TASK DESCRIPTION: For each line below that contains the string "JSON", copy that line.

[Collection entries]

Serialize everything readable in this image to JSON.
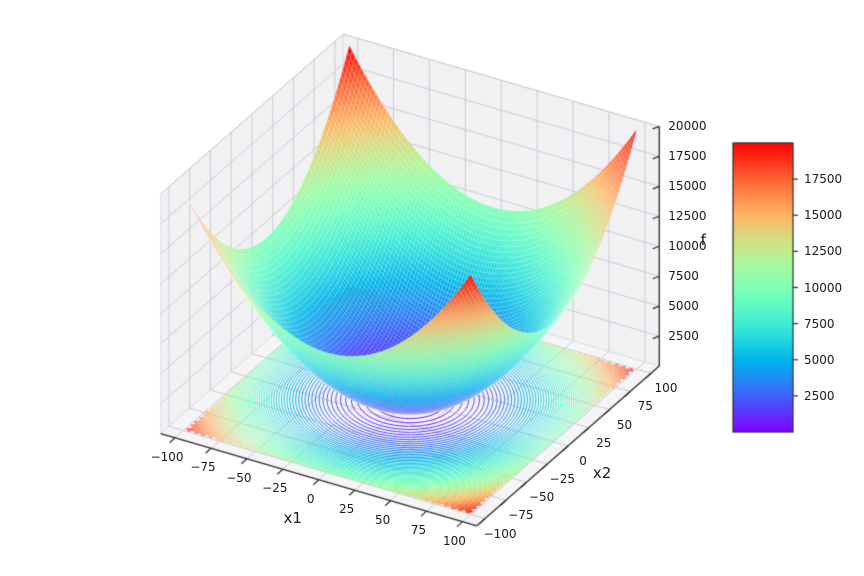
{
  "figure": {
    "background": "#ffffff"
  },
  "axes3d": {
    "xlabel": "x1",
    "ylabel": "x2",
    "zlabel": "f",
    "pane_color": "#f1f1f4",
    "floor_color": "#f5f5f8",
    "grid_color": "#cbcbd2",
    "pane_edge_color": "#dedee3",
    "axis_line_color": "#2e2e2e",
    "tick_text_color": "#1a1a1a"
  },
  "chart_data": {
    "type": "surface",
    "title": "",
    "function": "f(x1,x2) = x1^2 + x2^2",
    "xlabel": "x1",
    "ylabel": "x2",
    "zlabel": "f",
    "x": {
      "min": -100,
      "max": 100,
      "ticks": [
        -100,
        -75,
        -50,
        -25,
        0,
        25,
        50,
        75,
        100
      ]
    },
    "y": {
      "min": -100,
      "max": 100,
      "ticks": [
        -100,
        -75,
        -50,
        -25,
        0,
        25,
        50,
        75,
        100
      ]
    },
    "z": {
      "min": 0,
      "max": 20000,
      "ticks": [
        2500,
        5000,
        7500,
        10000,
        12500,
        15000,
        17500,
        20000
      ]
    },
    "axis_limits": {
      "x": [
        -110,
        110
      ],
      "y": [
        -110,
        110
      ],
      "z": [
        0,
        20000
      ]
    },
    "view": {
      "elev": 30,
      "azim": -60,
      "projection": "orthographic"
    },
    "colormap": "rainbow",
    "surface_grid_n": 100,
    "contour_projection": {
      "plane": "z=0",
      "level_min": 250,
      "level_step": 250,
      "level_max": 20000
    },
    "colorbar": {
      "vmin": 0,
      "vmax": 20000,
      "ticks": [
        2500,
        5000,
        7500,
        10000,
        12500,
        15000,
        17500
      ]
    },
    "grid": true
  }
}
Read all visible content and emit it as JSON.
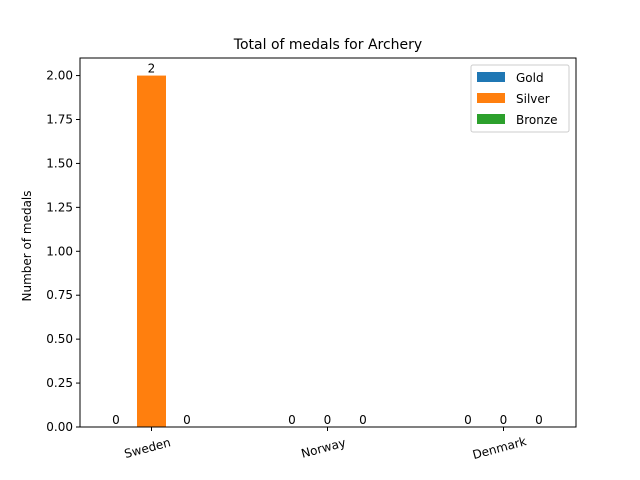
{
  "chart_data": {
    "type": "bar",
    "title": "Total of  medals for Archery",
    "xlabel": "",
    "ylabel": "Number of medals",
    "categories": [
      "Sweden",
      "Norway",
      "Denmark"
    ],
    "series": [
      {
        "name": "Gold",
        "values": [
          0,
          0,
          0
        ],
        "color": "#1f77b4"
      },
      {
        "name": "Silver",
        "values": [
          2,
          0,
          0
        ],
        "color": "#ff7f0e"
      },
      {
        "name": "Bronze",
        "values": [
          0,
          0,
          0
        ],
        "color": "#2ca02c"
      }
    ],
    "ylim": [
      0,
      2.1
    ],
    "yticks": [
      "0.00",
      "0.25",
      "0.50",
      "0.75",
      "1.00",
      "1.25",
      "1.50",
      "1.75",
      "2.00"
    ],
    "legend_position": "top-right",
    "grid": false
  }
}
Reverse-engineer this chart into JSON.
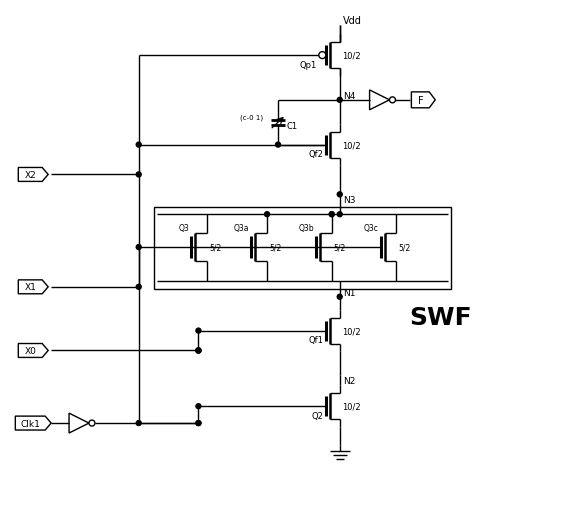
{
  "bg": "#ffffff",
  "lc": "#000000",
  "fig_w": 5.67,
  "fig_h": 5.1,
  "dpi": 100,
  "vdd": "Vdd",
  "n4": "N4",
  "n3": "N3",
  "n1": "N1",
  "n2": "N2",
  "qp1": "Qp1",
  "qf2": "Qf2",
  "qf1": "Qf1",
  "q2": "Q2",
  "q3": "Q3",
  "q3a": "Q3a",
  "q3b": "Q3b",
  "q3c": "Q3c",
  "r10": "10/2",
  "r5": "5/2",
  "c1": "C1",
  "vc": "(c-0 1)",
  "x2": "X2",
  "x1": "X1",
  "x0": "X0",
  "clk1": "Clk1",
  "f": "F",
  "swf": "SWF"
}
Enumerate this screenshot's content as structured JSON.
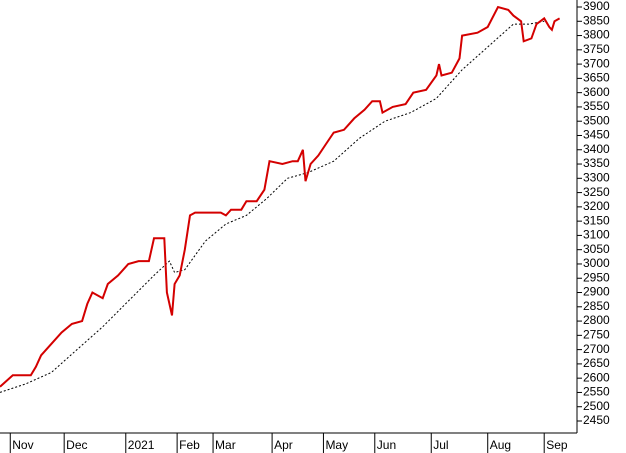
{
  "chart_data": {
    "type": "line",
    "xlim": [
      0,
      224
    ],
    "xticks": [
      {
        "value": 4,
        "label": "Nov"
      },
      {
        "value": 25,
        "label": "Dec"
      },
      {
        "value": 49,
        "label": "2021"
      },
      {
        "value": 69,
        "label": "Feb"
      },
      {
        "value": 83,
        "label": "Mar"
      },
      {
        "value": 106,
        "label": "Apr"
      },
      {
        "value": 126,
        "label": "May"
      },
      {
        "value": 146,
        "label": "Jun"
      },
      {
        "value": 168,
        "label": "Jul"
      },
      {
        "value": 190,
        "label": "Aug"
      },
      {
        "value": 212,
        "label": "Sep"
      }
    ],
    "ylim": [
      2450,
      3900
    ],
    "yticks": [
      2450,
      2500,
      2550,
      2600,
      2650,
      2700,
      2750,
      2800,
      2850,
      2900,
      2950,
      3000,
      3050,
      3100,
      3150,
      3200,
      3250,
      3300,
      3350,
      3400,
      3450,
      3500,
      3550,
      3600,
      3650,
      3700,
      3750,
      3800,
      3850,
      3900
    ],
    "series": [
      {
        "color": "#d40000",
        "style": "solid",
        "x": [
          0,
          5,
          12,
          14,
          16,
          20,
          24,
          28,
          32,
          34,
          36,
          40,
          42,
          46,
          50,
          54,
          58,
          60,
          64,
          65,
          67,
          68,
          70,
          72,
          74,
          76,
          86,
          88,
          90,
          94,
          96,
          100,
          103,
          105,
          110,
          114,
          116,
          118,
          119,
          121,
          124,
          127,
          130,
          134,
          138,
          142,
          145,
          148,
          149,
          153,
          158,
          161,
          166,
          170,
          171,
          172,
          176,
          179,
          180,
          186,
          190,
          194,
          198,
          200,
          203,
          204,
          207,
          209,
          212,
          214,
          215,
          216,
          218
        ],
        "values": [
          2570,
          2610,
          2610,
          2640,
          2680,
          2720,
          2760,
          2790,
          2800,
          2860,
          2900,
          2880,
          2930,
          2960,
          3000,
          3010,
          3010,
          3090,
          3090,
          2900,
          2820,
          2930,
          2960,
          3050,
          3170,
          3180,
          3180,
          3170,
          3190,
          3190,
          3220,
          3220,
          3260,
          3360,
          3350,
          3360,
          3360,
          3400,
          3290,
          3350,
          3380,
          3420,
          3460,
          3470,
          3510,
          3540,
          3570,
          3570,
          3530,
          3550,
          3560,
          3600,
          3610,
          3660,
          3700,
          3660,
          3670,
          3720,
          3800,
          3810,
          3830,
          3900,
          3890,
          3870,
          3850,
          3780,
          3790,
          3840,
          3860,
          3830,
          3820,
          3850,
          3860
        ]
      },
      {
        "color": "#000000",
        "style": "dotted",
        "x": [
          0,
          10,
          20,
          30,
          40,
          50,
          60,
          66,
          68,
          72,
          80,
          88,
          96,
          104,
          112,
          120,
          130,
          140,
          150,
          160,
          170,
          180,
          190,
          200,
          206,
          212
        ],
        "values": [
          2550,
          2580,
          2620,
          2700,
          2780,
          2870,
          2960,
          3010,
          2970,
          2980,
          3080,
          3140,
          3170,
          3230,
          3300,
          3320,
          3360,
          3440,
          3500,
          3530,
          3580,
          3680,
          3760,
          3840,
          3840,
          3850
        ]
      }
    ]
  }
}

OUTPUT OF THE TASK:
Serialize everything readable in this image to JSON.
Read all visible content and emit it as JSON.
Reverse-engineer this chart into JSON.
Enumerate this screenshot's content as structured JSON.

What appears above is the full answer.